In the entries below, find the lines that contain the word "shares" and copy them.
::: GIVEN RECORDS :::
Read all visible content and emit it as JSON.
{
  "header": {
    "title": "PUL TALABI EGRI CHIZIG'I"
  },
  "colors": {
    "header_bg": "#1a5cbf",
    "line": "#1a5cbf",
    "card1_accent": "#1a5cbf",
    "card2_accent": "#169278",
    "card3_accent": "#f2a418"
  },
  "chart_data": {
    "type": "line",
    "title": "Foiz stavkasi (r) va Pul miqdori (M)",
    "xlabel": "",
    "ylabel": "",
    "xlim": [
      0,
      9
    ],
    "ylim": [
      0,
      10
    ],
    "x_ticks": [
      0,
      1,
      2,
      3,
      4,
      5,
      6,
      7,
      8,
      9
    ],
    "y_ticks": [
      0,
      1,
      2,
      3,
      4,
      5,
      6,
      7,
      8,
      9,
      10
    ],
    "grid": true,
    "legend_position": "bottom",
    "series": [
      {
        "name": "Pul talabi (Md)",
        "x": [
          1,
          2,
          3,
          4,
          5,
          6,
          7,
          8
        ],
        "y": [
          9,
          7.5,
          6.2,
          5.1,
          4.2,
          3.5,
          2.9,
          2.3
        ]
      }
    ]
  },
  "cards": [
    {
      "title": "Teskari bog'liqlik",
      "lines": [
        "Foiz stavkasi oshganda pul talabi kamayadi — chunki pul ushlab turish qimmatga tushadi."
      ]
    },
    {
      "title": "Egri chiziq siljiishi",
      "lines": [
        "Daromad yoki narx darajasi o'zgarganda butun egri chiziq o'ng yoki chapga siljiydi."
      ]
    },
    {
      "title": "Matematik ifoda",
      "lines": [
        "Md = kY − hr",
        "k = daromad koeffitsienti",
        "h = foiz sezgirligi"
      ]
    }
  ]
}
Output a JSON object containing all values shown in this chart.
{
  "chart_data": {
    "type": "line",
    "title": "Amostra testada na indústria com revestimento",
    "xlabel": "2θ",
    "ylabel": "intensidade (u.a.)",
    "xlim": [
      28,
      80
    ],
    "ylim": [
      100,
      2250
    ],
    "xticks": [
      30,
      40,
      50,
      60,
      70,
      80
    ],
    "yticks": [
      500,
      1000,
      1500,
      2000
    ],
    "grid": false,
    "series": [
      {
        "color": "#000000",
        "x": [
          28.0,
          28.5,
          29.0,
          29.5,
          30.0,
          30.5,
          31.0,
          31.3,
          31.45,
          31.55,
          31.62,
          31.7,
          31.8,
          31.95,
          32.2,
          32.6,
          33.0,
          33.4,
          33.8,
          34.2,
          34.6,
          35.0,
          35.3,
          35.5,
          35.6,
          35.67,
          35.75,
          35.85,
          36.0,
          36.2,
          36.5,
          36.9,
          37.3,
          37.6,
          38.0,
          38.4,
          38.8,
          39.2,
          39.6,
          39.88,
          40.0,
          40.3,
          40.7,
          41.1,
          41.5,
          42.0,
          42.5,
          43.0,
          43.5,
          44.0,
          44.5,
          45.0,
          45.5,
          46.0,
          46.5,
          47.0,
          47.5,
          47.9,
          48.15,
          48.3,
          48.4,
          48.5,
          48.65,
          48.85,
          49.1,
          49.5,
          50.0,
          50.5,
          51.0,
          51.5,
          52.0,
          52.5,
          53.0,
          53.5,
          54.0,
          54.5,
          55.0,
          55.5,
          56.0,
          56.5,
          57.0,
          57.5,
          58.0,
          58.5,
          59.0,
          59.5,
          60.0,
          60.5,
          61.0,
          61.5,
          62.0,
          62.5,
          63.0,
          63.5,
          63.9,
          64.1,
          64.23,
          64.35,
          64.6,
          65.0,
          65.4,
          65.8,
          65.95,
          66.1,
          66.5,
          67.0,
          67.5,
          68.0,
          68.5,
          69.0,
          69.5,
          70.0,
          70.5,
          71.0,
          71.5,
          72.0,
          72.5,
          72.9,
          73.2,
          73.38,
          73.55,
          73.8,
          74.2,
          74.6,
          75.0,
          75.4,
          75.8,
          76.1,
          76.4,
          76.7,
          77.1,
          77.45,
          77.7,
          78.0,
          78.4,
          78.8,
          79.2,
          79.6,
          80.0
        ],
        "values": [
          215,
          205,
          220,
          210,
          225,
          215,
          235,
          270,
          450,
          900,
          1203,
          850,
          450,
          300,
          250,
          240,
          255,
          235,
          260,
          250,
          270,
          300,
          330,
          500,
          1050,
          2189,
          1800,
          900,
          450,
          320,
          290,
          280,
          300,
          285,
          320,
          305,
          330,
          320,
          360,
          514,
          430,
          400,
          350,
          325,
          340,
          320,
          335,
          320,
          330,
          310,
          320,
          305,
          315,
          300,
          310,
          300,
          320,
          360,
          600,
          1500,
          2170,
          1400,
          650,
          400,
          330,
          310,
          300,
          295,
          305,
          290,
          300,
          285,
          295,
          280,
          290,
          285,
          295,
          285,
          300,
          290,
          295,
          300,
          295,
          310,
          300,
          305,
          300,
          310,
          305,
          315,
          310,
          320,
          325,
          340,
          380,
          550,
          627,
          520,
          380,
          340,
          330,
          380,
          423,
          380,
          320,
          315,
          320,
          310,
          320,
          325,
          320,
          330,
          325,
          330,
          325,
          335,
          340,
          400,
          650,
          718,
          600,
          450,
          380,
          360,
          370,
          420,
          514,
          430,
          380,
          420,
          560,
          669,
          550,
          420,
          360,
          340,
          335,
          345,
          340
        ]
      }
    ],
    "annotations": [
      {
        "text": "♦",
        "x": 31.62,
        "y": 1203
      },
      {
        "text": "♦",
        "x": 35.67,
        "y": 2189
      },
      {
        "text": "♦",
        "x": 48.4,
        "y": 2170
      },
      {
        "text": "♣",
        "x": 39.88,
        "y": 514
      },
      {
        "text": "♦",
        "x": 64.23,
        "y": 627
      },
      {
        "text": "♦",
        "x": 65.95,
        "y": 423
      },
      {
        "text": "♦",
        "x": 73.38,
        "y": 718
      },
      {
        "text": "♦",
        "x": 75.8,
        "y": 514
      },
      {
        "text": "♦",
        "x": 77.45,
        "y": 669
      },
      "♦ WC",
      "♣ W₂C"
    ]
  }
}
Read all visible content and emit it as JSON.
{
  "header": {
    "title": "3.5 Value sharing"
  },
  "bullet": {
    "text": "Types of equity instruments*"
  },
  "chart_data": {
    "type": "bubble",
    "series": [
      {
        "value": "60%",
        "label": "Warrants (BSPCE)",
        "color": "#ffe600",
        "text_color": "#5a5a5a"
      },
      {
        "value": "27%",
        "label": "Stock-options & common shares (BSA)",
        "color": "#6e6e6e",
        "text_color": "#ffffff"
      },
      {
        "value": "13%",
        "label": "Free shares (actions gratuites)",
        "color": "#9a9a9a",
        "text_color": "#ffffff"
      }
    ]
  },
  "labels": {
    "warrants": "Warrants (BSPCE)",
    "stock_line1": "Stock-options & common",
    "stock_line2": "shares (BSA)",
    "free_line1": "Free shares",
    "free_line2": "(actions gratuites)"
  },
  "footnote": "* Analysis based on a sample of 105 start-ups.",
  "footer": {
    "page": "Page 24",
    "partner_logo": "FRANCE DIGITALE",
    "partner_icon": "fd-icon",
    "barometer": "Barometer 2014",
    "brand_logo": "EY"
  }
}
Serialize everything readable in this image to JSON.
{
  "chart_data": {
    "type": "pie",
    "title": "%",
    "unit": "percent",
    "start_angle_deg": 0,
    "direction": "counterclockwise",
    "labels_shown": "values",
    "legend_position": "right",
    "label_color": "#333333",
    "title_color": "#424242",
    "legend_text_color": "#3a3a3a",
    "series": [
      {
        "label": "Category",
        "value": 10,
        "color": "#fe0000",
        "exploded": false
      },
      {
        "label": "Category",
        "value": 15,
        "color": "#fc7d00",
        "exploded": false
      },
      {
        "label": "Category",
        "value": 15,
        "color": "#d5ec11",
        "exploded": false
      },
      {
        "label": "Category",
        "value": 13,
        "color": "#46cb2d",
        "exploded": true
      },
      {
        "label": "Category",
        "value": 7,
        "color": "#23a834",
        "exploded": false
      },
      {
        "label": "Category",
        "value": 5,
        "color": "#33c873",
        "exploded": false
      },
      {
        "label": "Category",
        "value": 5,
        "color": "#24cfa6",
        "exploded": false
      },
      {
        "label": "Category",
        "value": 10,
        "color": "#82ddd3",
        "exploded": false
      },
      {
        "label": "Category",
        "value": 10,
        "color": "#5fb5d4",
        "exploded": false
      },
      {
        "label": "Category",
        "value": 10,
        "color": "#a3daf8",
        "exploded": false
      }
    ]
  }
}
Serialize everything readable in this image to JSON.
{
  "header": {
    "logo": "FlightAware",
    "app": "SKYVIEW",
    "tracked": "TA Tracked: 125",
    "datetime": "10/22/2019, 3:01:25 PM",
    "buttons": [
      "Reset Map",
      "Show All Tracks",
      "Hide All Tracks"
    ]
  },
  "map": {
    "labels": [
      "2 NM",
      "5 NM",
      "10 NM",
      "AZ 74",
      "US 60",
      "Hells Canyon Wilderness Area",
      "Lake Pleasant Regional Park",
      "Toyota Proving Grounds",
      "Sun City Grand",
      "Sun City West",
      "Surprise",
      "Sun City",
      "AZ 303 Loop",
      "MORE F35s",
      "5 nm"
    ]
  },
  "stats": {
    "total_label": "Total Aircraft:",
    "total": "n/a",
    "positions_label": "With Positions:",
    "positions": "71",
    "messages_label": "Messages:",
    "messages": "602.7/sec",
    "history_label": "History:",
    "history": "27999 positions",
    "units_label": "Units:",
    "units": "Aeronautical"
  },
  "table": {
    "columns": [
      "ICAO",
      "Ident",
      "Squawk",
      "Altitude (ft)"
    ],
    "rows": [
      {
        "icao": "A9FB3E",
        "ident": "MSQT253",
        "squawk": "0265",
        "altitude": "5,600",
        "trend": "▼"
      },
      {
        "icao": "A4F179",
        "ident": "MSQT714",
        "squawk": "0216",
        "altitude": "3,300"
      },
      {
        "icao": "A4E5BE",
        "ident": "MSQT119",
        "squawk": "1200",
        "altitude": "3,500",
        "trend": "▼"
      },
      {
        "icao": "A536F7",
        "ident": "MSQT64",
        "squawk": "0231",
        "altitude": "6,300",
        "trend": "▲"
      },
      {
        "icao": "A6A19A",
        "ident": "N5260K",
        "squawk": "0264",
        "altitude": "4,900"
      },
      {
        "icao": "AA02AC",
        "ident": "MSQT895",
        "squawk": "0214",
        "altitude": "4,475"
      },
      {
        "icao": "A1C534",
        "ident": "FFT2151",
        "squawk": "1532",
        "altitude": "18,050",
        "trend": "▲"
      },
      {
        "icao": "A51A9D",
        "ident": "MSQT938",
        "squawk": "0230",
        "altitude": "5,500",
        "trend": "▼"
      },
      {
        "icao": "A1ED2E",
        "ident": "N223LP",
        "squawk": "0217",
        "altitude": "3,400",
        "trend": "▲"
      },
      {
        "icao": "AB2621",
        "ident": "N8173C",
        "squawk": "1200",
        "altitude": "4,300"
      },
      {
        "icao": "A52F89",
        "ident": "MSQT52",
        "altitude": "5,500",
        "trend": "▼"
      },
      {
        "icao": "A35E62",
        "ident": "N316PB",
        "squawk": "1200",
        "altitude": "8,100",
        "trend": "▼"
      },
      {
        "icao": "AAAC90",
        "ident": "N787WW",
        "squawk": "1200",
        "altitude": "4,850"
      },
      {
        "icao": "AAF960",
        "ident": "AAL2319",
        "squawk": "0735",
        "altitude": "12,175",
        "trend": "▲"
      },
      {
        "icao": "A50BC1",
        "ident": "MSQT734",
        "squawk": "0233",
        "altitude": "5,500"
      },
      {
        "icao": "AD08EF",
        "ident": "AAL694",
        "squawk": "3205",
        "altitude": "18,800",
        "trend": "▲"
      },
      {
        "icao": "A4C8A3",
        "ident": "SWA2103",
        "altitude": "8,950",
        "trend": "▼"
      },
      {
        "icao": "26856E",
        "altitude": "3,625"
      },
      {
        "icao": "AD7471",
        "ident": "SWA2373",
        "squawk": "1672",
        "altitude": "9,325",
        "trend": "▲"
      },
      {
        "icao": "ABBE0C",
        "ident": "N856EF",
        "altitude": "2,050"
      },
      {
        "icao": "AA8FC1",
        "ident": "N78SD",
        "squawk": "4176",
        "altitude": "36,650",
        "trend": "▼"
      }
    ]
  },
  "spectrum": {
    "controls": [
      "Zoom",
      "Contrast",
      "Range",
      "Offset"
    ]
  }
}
:::
**ANSWER TO THIS EXERCISE:**
        "label": "Stock-options & common shares (BSA)",
        "label": "Free shares (actions gratuites)",
    "stock_line2": "shares (BSA)",
    "free_line1": "Free shares",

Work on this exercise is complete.